* WHAT YOU ARE ASKED TO DO
Make an exact copy of the lines below.

Raw records:
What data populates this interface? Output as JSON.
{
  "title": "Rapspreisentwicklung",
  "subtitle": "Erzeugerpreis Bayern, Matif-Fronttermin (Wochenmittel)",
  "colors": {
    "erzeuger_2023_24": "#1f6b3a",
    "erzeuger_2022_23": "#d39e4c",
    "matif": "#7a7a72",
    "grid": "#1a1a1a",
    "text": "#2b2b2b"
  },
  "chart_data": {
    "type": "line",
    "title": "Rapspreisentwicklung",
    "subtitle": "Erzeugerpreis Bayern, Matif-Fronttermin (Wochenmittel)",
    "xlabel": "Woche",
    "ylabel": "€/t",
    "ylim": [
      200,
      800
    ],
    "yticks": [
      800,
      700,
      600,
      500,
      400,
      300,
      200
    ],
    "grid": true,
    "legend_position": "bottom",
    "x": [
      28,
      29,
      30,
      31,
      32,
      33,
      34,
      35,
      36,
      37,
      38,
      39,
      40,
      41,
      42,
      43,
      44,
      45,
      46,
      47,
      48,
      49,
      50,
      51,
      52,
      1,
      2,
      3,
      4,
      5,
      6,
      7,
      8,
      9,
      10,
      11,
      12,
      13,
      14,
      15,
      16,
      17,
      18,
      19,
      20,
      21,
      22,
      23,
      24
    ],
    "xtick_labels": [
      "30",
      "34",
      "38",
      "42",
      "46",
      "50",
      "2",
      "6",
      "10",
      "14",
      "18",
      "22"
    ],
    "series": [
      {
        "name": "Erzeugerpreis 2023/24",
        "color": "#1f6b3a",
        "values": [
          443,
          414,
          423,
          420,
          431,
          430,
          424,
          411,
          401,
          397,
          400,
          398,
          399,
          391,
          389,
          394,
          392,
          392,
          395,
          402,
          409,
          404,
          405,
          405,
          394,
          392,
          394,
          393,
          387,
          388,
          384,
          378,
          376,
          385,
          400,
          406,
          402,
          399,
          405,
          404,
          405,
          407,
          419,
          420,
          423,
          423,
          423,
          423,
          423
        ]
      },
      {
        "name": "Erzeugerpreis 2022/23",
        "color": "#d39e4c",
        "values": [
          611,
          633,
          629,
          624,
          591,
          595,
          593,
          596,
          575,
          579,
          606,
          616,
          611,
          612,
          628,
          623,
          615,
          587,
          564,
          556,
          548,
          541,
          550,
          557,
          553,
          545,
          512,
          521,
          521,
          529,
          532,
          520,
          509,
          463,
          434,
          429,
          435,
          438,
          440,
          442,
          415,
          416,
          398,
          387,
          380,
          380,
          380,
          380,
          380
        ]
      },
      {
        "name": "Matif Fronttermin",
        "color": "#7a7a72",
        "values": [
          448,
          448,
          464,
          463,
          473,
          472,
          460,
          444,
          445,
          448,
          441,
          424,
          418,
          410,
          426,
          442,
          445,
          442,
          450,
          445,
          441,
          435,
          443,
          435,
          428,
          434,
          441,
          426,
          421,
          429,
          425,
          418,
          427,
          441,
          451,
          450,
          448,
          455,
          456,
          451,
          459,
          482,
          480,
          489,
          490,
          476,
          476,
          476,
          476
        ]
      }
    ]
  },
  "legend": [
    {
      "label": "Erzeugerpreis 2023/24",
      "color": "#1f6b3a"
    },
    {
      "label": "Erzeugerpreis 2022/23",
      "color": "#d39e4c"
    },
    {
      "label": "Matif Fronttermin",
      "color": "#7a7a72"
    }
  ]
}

* THE RESULT
What data populates this interface? Output as JSON.
{
  "title": "Rapspreisentwicklung",
  "subtitle": "Erzeugerpreis Bayern, Matif-Fronttermin (Wochenmittel)",
  "colors": {
    "erzeuger_2023_24": "#1f6b3a",
    "erzeuger_2022_23": "#d39e4c",
    "matif": "#7a7a72",
    "grid": "#1a1a1a",
    "text": "#2b2b2b"
  },
  "chart_data": {
    "type": "line",
    "title": "Rapspreisentwicklung",
    "subtitle": "Erzeugerpreis Bayern, Matif-Fronttermin (Wochenmittel)",
    "xlabel": "Woche",
    "ylabel": "€/t",
    "ylim": [
      200,
      800
    ],
    "yticks": [
      800,
      700,
      600,
      500,
      400,
      300,
      200
    ],
    "grid": true,
    "legend_position": "bottom",
    "x": [
      28,
      29,
      30,
      31,
      32,
      33,
      34,
      35,
      36,
      37,
      38,
      39,
      40,
      41,
      42,
      43,
      44,
      45,
      46,
      47,
      48,
      49,
      50,
      51,
      52,
      1,
      2,
      3,
      4,
      5,
      6,
      7,
      8,
      9,
      10,
      11,
      12,
      13,
      14,
      15,
      16,
      17,
      18,
      19,
      20,
      21,
      22,
      23,
      24
    ],
    "xtick_labels": [
      "30",
      "34",
      "38",
      "42",
      "46",
      "50",
      "2",
      "6",
      "10",
      "14",
      "18",
      "22"
    ],
    "series": [
      {
        "name": "Erzeugerpreis 2023/24",
        "color": "#1f6b3a",
        "values": [
          443,
          414,
          423,
          420,
          431,
          430,
          424,
          411,
          401,
          397,
          400,
          398,
          399,
          391,
          389,
          394,
          392,
          392,
          395,
          402,
          409,
          404,
          405,
          405,
          394,
          392,
          394,
          393,
          387,
          388,
          384,
          378,
          376,
          385,
          400,
          406,
          402,
          399,
          405,
          404,
          405,
          407,
          419,
          420,
          423,
          423,
          423,
          423,
          423
        ]
      },
      {
        "name": "Erzeugerpreis 2022/23",
        "color": "#d39e4c",
        "values": [
          611,
          633,
          629,
          624,
          591,
          595,
          593,
          596,
          575,
          579,
          606,
          616,
          611,
          612,
          628,
          623,
          615,
          587,
          564,
          556,
          548,
          541,
          550,
          557,
          553,
          545,
          512,
          521,
          521,
          529,
          532,
          520,
          509,
          463,
          434,
          429,
          435,
          438,
          440,
          442,
          415,
          416,
          398,
          387,
          380,
          380,
          380,
          380,
          380
        ]
      },
      {
        "name": "Matif Fronttermin",
        "color": "#7a7a72",
        "values": [
          448,
          448,
          464,
          463,
          473,
          472,
          460,
          444,
          445,
          448,
          441,
          424,
          418,
          410,
          426,
          442,
          445,
          442,
          450,
          445,
          441,
          435,
          443,
          435,
          428,
          434,
          441,
          426,
          421,
          429,
          425,
          418,
          427,
          441,
          451,
          450,
          448,
          455,
          456,
          451,
          459,
          482,
          480,
          489,
          490,
          476,
          476,
          476,
          476
        ]
      }
    ]
  },
  "legend": [
    {
      "label": "Erzeugerpreis 2023/24",
      "color": "#1f6b3a"
    },
    {
      "label": "Erzeugerpreis 2022/23",
      "color": "#d39e4c"
    },
    {
      "label": "Matif Fronttermin",
      "color": "#7a7a72"
    }
  ]
}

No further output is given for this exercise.